▶ _Task objective_
Arrange the entry lines as a numbered list, starting with the line containing "x-tick-label: 20 [511,604,534,627]" and going on through the line containing "y-tick-label: 0.004 [111,260,164,283]". Leave out any blank lines and include no other lines.
[START Given records]
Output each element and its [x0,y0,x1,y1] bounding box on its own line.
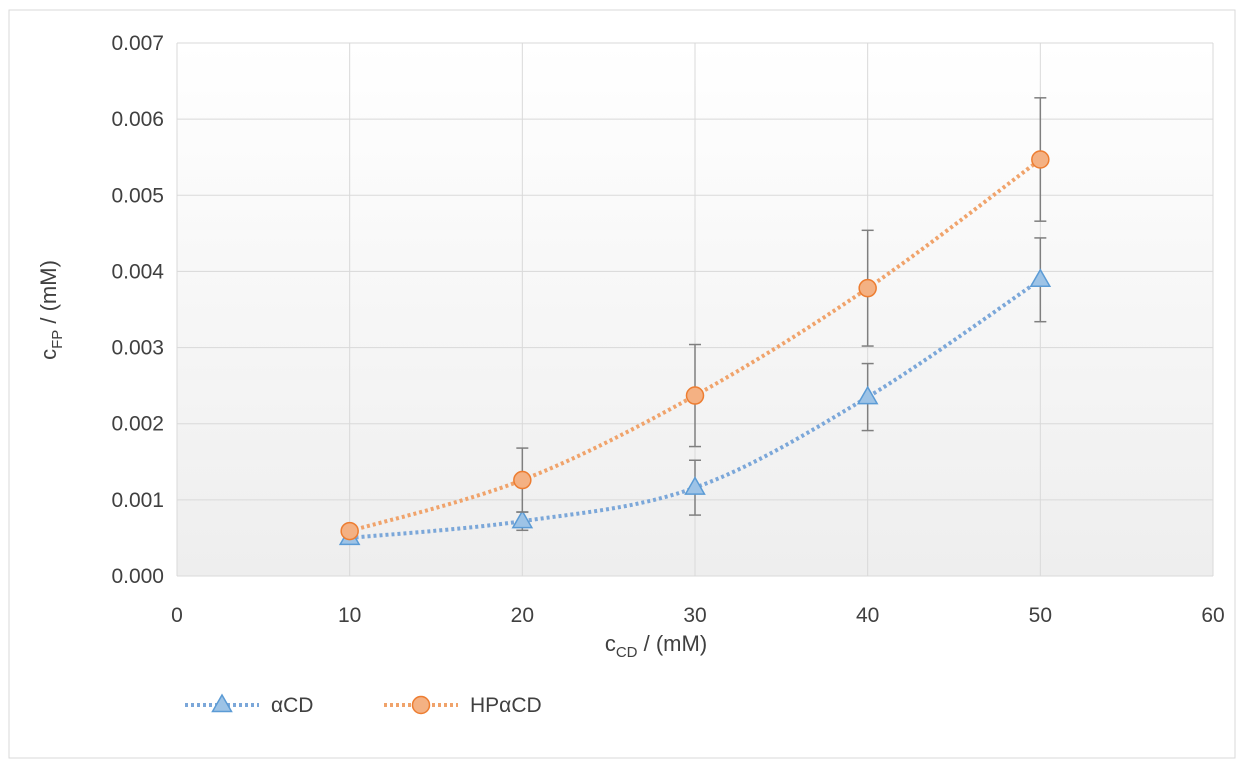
x-tick-label: 20 [511,604,534,627]
y-tick-label: 0.003 [111,337,164,360]
x-tick-labels: 0 10 20 30 40 50 60 [171,604,1225,627]
x-tick-label: 0 [171,604,183,627]
data-point [411,695,431,715]
series-layer [338,97,1052,546]
data-point [211,693,233,713]
data-point [856,385,879,405]
data-point [1029,268,1052,288]
series-2 [340,97,1050,541]
y-tick-label: 0.002 [111,413,164,436]
data-point [858,278,877,298]
x-tick-label: 60 [1201,604,1224,627]
series-1 [338,237,1052,546]
data-point [511,509,534,529]
x-tick-label: 10 [338,604,361,627]
legend-item-2: HPαCD [384,694,542,717]
y-tick-label: 0.001 [111,489,164,512]
data-point [513,470,532,490]
data-point [1031,150,1050,169]
y-tick-label: 0.006 [111,108,164,131]
legend-label: HPαCD [470,694,542,717]
x-axis-title: cCD / (mM) [605,631,707,661]
legend: αCD HPαCD [185,693,542,717]
x-tick-label: 50 [1029,604,1052,627]
data-point [685,386,705,405]
y-tick-labels: 0.000 0.001 0.002 0.003 0.004 0.005 0.006 0.007 [111,32,164,588]
y-axis-title: cFP / (mM) [36,260,66,360]
x-tick-label: 40 [856,604,879,627]
legend-label: αCD [271,694,313,717]
gridlines [176,42,1214,577]
y-tick-label: 0.004 [111,260,164,283]
x-tick-label: 30 [683,604,706,627]
data-point [684,476,706,495]
data-point [340,521,359,541]
legend-item-1: αCD [185,693,313,717]
y-tick-label: 0.005 [111,184,164,207]
y-tick-label: 0.007 [111,32,164,55]
y-tick-label: 0.000 [111,565,164,588]
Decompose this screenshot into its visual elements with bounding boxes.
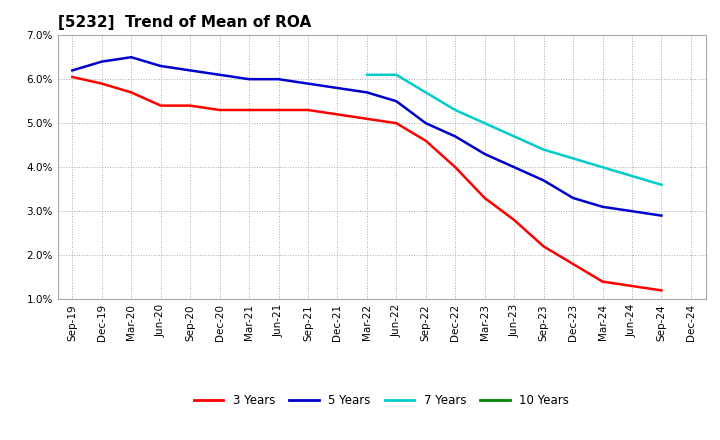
3 Years [569, 261, 577, 267]
3 Years [215, 107, 224, 113]
7 Years [598, 165, 607, 170]
3 Years [510, 217, 518, 223]
3 Years [245, 107, 253, 113]
5 Years [68, 68, 76, 73]
5 Years [569, 195, 577, 201]
5 Years [186, 68, 194, 73]
5 Years [245, 77, 253, 82]
5 Years [539, 178, 548, 183]
3 Years [127, 90, 135, 95]
7 Years [569, 156, 577, 161]
3 Years [186, 103, 194, 108]
3 Years [97, 81, 106, 86]
3 Years [480, 195, 489, 201]
7 Years [628, 173, 636, 179]
3 Years [628, 283, 636, 289]
5 Years [510, 165, 518, 170]
Line: 3 Years: 3 Years [72, 77, 662, 290]
5 Years [421, 121, 430, 126]
Line: 7 Years: 7 Years [367, 75, 662, 185]
7 Years [451, 107, 459, 113]
Line: 5 Years: 5 Years [72, 57, 662, 216]
3 Years [421, 138, 430, 143]
5 Years [274, 77, 283, 82]
Legend: 3 Years, 5 Years, 7 Years, 10 Years: 3 Years, 5 Years, 7 Years, 10 Years [189, 389, 574, 412]
5 Years [657, 213, 666, 218]
7 Years [539, 147, 548, 152]
5 Years [480, 151, 489, 157]
5 Years [127, 55, 135, 60]
3 Years [68, 74, 76, 80]
3 Years [274, 107, 283, 113]
5 Years [363, 90, 372, 95]
7 Years [657, 182, 666, 187]
5 Years [392, 99, 400, 104]
Text: [5232]  Trend of Mean of ROA: [5232] Trend of Mean of ROA [58, 15, 311, 30]
7 Years [421, 90, 430, 95]
3 Years [392, 121, 400, 126]
7 Years [510, 134, 518, 139]
3 Years [304, 107, 312, 113]
3 Years [333, 112, 342, 117]
3 Years [539, 244, 548, 249]
5 Years [598, 204, 607, 209]
7 Years [363, 72, 372, 77]
5 Years [333, 85, 342, 91]
5 Years [156, 63, 165, 69]
3 Years [598, 279, 607, 284]
5 Years [97, 59, 106, 64]
3 Years [156, 103, 165, 108]
5 Years [215, 72, 224, 77]
5 Years [628, 209, 636, 214]
3 Years [451, 165, 459, 170]
7 Years [480, 121, 489, 126]
5 Years [451, 134, 459, 139]
5 Years [304, 81, 312, 86]
3 Years [657, 288, 666, 293]
7 Years [392, 72, 400, 77]
3 Years [363, 116, 372, 121]
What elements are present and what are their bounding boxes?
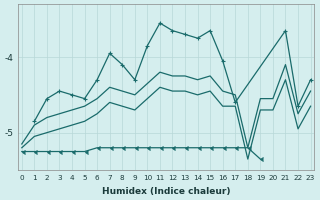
X-axis label: Humidex (Indice chaleur): Humidex (Indice chaleur) [102,187,230,196]
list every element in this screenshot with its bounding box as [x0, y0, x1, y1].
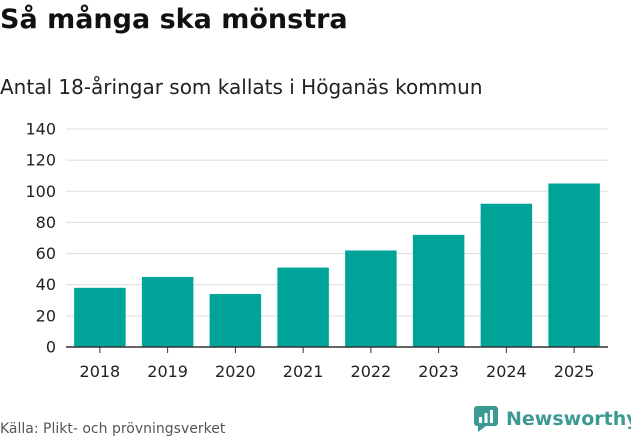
bar — [345, 250, 397, 347]
bar — [548, 183, 600, 347]
newsworthy-logo-icon — [474, 406, 498, 432]
bar — [141, 276, 194, 347]
chart-subtitle: Antal 18-åringar som kallats i Höganäs k… — [0, 75, 483, 99]
brand-logo: Newsworthy — [474, 406, 631, 432]
bar — [412, 234, 465, 347]
bar — [277, 267, 329, 347]
y-tick-label: 80 — [36, 213, 56, 232]
x-tick-label: 2025 — [554, 362, 595, 381]
x-tick-label: 2018 — [80, 362, 121, 381]
x-tick-label: 2019 — [147, 362, 188, 381]
y-tick-label: 100 — [25, 182, 56, 201]
bar — [209, 294, 262, 347]
bar — [480, 203, 533, 347]
brand-name: Newsworthy — [506, 408, 631, 430]
y-tick-label: 60 — [36, 244, 56, 263]
bar — [74, 287, 126, 347]
y-tick-label: 0 — [46, 338, 56, 357]
y-tick-label: 140 — [25, 120, 56, 139]
x-tick-label: 2022 — [351, 362, 392, 381]
x-tick-label: 2023 — [418, 362, 459, 381]
y-tick-label: 120 — [25, 151, 56, 170]
chart-title: Så många ska mönstra — [0, 4, 348, 35]
y-tick-label: 20 — [36, 306, 56, 325]
x-tick-label: 2021 — [283, 362, 324, 381]
source-note: Källa: Plikt- och prövningsverket — [0, 421, 226, 437]
x-tick-label: 2024 — [486, 362, 527, 381]
y-tick-label: 40 — [36, 275, 56, 294]
x-tick-label: 2020 — [215, 362, 256, 381]
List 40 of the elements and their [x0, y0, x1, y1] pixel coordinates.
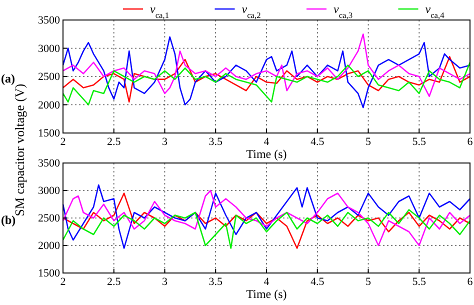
legend-label: v$_{ca,2}$ [242, 2, 261, 20]
y-tick-label: 2000 [38, 240, 60, 252]
legend-label: v$_{ca,4}$ [425, 2, 446, 20]
x-tick-label: 3.5 [208, 136, 223, 148]
x-axis-title: Time (s) [246, 147, 287, 161]
x-tick-label: 2.5 [107, 136, 122, 148]
x-tick-label: 6 [467, 136, 474, 148]
line-series [62, 36, 471, 108]
y-tick-label: 2000 [38, 99, 60, 112]
x-tick-label: 4.5 [310, 136, 325, 148]
x-tick-label: 2.5 [107, 276, 122, 288]
x-tick-label: 6 [467, 276, 474, 288]
y-tick-label: 3500 [38, 158, 60, 170]
x-tick-label: 4.5 [310, 276, 325, 288]
line-series [62, 56, 471, 103]
x-axis-title: Time (s) [246, 287, 287, 301]
x-tick-label: 2 [60, 276, 66, 288]
x-tick-label: 3 [162, 136, 168, 148]
line-series [62, 62, 471, 106]
y-tick-label: 3500 [38, 14, 60, 27]
y-tick-label: 1500 [38, 128, 60, 140]
x-tick-label: 4 [264, 276, 270, 288]
y-tick-label: 2500 [38, 212, 60, 225]
text: (a) [1, 72, 15, 86]
y-tick-label: 3000 [38, 42, 60, 55]
x-tick-label: 5 [366, 276, 372, 288]
legend-label: v$_{ca,1}$ [150, 2, 170, 20]
x-tick-label: 3 [162, 276, 168, 288]
x-tick-label: 5.5 [412, 136, 426, 148]
x-tick-label: 5 [366, 136, 372, 148]
line-series [62, 33, 471, 97]
line-series [62, 209, 471, 249]
y-tick-label: 1500 [38, 268, 60, 280]
x-tick-label: 4 [264, 136, 270, 148]
x-tick-label: 2 [60, 136, 66, 148]
y-tick-label: 2500 [38, 71, 60, 84]
legend-label: v$_{ca,3}$ [334, 2, 353, 20]
x-tick-label: 3.5 [208, 276, 223, 288]
y-tick-label: 3000 [38, 185, 60, 198]
x-tick-label: 5.5 [412, 276, 426, 288]
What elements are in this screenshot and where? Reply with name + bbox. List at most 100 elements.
[END Given records]
▶ _Task answer_
1. x-tick-label: 20 [511,604,534,627]
2. y-tick-label: 0.003 [111,337,164,360]
3. x-tick-labels: 0 10 20 30 40 50 60 [171,604,1225,627]
4. x-tick-label: 0 [171,604,183,627]
5. data-point [411,695,431,715]
6. series-layer [338,97,1052,546]
7. data-point [211,693,233,713]
8. data-point [856,385,879,405]
9. data-point [1029,268,1052,288]
10. series-2 [340,97,1050,541]
11. y-tick-label: 0.002 [111,413,164,436]
12. data-point [858,278,877,298]
13. x-tick-label: 60 [1201,604,1224,627]
14. series-1 [338,237,1052,546]
15. data-point [511,509,534,529]
16. x-tick-label: 10 [338,604,361,627]
17. legend-item-2: HPαCD [384,694,542,717]
18. y-tick-label: 0.001 [111,489,164,512]
19. data-point [513,470,532,490]
20. data-point [1031,150,1050,169]
21. y-tick-label: 0.006 [111,108,164,131]
22. legend-label: HPαCD [470,694,542,717]
23. x-axis-title: cCD / (mM) [605,631,707,661]
24. legend: αCD HPαCD [185,693,542,717]
25. x-tick-label: 50 [1029,604,1052,627]
26. data-point [685,386,705,405]
27. y-tick-labels: 0.000 0.001 0.002 0.003 0.004 0.005 0.006 0.007 [111,32,164,588]
28. y-axis-title: cFP / (mM) [36,260,66,360]
29. x-tick-label: 40 [856,604,879,627]
30. legend-label: αCD [271,694,313,717]
31. gridlines [176,42,1214,577]
32. y-tick-label: 0.004 [111,260,164,283]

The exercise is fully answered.